*WORK INSTRUCTIONS*:
Copy, in full, each line of the material that holds the word "this".

(Records excerpted from a collection)
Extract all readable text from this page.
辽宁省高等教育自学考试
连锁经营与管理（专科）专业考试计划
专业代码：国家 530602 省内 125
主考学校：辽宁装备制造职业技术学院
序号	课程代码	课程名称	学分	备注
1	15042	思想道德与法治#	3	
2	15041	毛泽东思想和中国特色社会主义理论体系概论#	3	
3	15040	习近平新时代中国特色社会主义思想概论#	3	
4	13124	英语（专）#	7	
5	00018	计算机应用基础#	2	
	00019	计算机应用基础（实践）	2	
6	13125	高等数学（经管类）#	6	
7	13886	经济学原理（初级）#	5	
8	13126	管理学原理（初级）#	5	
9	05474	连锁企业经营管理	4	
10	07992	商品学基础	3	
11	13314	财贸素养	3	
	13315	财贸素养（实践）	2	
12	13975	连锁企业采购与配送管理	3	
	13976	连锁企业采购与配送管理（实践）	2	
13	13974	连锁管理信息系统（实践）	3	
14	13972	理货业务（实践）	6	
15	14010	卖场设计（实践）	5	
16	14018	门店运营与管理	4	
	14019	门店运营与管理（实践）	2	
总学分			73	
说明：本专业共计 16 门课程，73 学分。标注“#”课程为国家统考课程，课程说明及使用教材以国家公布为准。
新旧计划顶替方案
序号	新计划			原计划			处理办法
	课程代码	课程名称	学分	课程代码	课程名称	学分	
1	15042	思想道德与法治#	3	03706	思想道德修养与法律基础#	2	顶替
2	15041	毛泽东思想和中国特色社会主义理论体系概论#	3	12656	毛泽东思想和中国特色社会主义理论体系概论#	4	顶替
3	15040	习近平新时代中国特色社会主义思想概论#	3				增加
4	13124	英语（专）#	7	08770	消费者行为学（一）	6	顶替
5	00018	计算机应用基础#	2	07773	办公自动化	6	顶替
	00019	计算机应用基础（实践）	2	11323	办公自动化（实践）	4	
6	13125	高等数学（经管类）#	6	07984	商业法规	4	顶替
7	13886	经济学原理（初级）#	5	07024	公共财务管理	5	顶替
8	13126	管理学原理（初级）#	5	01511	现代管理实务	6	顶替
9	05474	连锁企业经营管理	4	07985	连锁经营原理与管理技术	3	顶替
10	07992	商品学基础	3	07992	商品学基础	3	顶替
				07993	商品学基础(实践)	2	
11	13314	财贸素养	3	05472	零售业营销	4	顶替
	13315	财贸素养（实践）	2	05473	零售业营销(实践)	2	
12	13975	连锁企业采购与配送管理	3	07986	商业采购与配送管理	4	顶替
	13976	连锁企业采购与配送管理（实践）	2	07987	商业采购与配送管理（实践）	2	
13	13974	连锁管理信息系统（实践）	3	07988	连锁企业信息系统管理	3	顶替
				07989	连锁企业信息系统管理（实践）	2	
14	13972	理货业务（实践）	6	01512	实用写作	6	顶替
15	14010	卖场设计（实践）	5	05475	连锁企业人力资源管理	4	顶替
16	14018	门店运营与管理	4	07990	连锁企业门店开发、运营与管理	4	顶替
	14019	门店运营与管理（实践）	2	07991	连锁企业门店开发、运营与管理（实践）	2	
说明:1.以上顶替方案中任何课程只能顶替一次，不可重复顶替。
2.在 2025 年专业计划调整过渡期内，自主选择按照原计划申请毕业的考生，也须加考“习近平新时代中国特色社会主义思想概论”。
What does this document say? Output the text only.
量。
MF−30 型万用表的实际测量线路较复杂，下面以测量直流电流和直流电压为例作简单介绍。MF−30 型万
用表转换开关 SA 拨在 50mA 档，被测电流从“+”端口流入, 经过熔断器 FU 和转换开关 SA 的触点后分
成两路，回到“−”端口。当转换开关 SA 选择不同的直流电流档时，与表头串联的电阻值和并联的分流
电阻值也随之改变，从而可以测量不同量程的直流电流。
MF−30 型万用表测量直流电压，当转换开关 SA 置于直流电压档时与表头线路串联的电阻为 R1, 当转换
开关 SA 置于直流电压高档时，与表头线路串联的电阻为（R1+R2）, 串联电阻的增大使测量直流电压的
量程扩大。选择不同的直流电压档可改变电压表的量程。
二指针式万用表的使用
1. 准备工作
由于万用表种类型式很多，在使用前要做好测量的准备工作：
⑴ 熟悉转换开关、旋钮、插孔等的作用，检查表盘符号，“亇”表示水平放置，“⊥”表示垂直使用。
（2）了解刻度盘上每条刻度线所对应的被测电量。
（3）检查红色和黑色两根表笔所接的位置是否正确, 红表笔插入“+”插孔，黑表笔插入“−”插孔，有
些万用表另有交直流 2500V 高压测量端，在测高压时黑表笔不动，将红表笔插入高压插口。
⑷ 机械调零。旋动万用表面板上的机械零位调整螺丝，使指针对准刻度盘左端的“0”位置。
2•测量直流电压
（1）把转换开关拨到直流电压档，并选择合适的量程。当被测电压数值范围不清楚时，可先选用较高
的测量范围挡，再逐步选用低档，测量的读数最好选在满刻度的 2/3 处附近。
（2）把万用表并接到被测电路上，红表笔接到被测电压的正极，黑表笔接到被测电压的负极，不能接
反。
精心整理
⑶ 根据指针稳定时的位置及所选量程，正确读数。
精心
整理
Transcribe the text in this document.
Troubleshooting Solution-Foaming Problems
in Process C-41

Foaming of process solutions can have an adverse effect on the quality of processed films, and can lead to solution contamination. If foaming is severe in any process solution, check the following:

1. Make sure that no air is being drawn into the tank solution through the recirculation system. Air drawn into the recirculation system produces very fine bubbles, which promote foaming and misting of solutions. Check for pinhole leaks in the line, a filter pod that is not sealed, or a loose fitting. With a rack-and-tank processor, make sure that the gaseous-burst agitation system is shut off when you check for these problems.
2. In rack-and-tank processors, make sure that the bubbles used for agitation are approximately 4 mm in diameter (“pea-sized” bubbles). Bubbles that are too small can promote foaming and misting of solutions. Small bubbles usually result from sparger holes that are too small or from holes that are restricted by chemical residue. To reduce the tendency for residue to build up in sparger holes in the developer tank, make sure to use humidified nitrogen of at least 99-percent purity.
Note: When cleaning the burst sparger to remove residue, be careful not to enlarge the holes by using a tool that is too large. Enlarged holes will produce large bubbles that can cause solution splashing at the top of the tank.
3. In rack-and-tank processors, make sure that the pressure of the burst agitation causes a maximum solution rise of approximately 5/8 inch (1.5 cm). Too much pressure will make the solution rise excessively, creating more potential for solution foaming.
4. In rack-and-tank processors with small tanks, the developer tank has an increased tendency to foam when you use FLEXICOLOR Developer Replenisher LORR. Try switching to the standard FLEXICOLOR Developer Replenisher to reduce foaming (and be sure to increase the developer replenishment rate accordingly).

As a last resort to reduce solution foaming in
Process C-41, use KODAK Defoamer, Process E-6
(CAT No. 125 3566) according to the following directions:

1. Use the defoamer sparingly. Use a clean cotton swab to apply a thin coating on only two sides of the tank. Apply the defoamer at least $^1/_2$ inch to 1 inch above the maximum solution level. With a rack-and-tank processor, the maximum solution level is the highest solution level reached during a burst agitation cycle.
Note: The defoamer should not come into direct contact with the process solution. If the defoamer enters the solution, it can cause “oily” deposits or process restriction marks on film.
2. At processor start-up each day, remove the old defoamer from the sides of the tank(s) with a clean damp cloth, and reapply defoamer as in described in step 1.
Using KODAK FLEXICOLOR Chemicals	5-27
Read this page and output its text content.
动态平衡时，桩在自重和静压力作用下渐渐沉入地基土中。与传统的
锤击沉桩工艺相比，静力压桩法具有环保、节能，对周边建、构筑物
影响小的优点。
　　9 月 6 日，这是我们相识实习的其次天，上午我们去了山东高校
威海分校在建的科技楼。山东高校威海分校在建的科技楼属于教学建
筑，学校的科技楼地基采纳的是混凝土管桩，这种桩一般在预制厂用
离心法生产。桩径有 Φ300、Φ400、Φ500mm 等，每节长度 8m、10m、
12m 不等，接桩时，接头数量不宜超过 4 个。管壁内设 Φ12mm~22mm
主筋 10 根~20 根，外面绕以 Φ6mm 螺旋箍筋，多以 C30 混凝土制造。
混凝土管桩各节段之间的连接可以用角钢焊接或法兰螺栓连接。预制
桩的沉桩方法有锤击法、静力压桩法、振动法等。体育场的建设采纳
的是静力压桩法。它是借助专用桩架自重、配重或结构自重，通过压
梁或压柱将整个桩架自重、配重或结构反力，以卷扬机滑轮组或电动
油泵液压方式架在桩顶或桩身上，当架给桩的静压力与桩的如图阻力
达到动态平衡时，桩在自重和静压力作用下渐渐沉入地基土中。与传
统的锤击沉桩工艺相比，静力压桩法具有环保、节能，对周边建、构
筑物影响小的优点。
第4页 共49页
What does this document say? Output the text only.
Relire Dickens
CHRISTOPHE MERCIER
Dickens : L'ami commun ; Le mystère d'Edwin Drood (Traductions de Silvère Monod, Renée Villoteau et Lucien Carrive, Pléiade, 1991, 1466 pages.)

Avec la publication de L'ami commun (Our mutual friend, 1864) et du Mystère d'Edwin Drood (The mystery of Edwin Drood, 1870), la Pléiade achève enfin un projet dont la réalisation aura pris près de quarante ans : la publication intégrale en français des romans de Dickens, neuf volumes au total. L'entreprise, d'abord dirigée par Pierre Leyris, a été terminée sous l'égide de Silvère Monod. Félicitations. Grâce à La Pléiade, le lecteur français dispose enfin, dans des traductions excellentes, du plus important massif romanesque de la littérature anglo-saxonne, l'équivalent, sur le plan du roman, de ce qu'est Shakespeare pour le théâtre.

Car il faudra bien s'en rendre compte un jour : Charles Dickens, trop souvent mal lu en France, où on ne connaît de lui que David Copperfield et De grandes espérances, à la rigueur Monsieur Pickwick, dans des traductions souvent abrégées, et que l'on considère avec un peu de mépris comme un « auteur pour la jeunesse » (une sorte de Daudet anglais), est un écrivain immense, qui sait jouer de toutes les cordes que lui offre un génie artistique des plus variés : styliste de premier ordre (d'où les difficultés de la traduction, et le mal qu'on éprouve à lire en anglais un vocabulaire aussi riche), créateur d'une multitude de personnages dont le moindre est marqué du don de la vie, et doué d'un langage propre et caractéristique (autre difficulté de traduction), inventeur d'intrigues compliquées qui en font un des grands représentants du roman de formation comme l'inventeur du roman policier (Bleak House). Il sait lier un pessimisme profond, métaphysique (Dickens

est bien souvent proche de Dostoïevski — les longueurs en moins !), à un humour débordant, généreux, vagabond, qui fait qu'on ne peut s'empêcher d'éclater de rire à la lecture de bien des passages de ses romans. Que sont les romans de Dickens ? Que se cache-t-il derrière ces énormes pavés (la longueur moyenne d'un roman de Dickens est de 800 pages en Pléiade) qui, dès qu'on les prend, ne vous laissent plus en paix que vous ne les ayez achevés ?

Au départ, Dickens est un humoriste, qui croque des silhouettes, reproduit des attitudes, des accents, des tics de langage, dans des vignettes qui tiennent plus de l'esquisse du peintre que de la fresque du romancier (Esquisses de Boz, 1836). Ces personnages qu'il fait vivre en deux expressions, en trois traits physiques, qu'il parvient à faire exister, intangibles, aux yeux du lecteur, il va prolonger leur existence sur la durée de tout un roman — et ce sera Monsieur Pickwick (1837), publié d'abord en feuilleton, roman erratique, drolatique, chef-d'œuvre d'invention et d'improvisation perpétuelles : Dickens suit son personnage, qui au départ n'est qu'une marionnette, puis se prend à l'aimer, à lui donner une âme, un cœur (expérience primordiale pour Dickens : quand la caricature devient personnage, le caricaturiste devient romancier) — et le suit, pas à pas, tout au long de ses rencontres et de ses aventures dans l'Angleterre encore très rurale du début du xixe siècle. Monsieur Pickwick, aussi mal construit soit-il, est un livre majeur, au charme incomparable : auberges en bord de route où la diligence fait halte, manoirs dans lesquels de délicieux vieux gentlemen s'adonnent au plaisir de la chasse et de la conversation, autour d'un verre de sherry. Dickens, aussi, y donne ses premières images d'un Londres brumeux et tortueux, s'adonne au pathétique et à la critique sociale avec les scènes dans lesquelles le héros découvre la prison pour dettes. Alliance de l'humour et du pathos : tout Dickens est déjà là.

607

*FULL SOLUTION*:
Extract all readable text from this page.
What does this document say? Output the text only.
Transcribe the text in this document.
Read this page and output its text content.
What does this document say? Output the text only.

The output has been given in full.